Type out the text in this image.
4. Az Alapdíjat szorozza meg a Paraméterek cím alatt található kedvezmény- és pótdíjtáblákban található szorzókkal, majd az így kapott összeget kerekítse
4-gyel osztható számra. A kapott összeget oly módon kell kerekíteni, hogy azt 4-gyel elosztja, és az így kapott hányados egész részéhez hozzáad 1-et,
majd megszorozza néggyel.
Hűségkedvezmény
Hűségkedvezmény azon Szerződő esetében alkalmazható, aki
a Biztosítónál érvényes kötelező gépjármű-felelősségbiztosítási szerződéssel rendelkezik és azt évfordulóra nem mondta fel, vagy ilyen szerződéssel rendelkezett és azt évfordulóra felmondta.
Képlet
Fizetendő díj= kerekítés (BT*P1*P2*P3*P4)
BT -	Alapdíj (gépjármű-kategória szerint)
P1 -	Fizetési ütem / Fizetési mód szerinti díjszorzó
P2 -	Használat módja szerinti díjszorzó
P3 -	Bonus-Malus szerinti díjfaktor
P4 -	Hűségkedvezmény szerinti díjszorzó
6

|---|

#### [Written problem]
Write out the complete set of records exactly as given.

#### [Result for this exercise]
Type out the text in this image.
4. Az Alapdíjat szorozza meg a Paraméterek cím alatt található kedvezmény- és pótdíjtáblákban található szorzókkal, majd az így kapott összeget kerekítse
4-gyel osztható számra. A kapott összeget oly módon kell kerekíteni, hogy azt 4-gyel elosztja, és az így kapott hányados egész részéhez hozzáad 1-et,
majd megszorozza néggyel.
Hűségkedvezmény
Hűségkedvezmény azon Szerződő esetében alkalmazható, aki
a Biztosítónál érvényes kötelező gépjármű-felelősségbiztosítási szerződéssel rendelkezik és azt évfordulóra nem mondta fel, vagy ilyen szerződéssel rendelkezett és azt évfordulóra felmondta.
Képlet
Fizetendő díj= kerekítés (BT*P1*P2*P3*P4)
BT -	Alapdíj (gépjármű-kategória szerint)
P1 -	Fizetési ütem / Fizetési mód szerinti díjszorzó
P2 -	Használat módja szerinti díjszorzó
P3 -	Bonus-Malus szerinti díjfaktor
P4 -	Hűségkedvezmény szerinti díjszorzó
6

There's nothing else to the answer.